*** Opening EXERCISE TEXT ***
The symptoms of Huntington's disease can vary from person to person, and gradually worsen over time. Symptoms can develop at any time, but they tend to emerge between the age of 30 and 50.

Symptoms are grouped into three areas:

  • Movement.

  • Cognitive.

  • Mood and behavioural problems.

Movement problems

Huntington's disease can cause both involuntary and impaired movement problems, which include:

  • Jerky, involuntary movements in the head, face, arms or legs (chorea).

  • Muscle spasms mostly in the shoulders, neck, arms and legs (dystonia).

  • Stiff or rigid limbs and slower movements (bradykinesia).

  • Difficulty swallowing.

  • Slurred speech.

  • Slow eye movements.

In severe chorea, you can develop uncontrollable movements of your arms or legs (called ballism). This can interfere with your ability to move around. You may be more likely to fall, have difficulty holding things, and feeding or dressing yourself.

As Huntington's disease progresses, chorea symptoms tend to gradually be replaced by dystonia. Dystonia can lead to twisting movements, repetitive movements, or abnormal postures.

Because the disease can also affect the muscles that control your swallowing, choking can be a problem as well as weight loss due to difficulty eating.

The slow and unusual eye movements can make it difficult looking from side to side or up and down.

Cognitive problems

Because Huntington's disease affects your brain as well as your nervous system, cognitive problems can develop, these include:

  • Short-term memory loss and memory lapses.

  • Lack of concentration; not being able to focus, organise, or prioritise tasks.
*** Closing EXERCISE TEXT ***
*** Opening RECORDED INFORMATION ***
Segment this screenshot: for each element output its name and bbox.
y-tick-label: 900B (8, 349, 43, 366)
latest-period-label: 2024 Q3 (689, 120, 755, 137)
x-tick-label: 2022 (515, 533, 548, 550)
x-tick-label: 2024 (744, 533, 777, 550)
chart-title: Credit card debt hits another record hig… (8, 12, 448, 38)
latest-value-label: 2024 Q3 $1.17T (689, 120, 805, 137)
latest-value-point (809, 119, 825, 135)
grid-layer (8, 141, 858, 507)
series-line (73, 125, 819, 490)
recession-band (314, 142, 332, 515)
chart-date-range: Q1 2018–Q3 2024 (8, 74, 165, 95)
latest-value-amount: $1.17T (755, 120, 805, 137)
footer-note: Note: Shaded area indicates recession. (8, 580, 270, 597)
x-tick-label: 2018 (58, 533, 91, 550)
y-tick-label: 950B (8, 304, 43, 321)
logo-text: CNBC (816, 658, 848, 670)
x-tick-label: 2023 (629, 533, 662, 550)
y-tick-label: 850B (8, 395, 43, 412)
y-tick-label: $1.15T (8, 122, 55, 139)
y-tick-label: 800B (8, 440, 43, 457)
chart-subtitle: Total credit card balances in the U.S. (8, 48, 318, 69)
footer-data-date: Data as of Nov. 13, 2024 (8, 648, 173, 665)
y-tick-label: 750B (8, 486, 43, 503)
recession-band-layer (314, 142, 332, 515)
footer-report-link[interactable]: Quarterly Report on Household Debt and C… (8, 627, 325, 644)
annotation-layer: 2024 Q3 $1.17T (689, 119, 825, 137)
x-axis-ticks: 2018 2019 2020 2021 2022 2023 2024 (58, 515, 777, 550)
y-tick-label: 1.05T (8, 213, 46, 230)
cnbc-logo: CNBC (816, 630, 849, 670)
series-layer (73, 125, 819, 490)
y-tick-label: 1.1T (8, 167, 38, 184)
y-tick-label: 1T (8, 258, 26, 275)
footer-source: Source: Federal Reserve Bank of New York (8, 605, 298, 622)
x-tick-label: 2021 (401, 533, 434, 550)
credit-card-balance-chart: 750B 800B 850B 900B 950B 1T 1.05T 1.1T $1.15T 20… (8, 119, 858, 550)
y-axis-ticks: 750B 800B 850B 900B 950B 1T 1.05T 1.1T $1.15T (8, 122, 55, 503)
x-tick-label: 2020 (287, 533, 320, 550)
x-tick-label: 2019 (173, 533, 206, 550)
*** Closing RECORDED INFORMATION ***
**REQUIRED ACTION A:** Using the Huntington's disease text, decide whether each statement agrees with it. For each, answer yes or no and quote the exact words from the text that decide it. (i) Symptoms usually appear between the ages of 30 and 50. (ii) As the disease gets worse, dystonia tends to be replaced by chorea. (iii) The muscle spasms of dystonia happen mostly in the hands and feet.
**REQUIRED ACTION B:** From the Huntington's disease text, return the part starting at "Huntington's disease can cause" and ending at "slower movements (bradykinesia).".

**RESPONSE AREA A:**
(i) Yes: "they tend to emerge between the age of 30 and 50"
(ii) No: "chorea symptoms tend to gradually be replaced by dystonia"
(iii) No: "Muscle spasms mostly in the shoulders, neck, arms and legs (dystonia)"

**RESPONSE AREA B:**
Huntington's disease can cause both involuntary and impaired movement problems, which include:

  • Jerky, involuntary movements in the head, face, arms or legs (chorea).

  • Muscle spasms mostly in the shoulders, neck, arms and legs (dystonia).

  • Stiff or rigid limbs and slower movements (bradykinesia).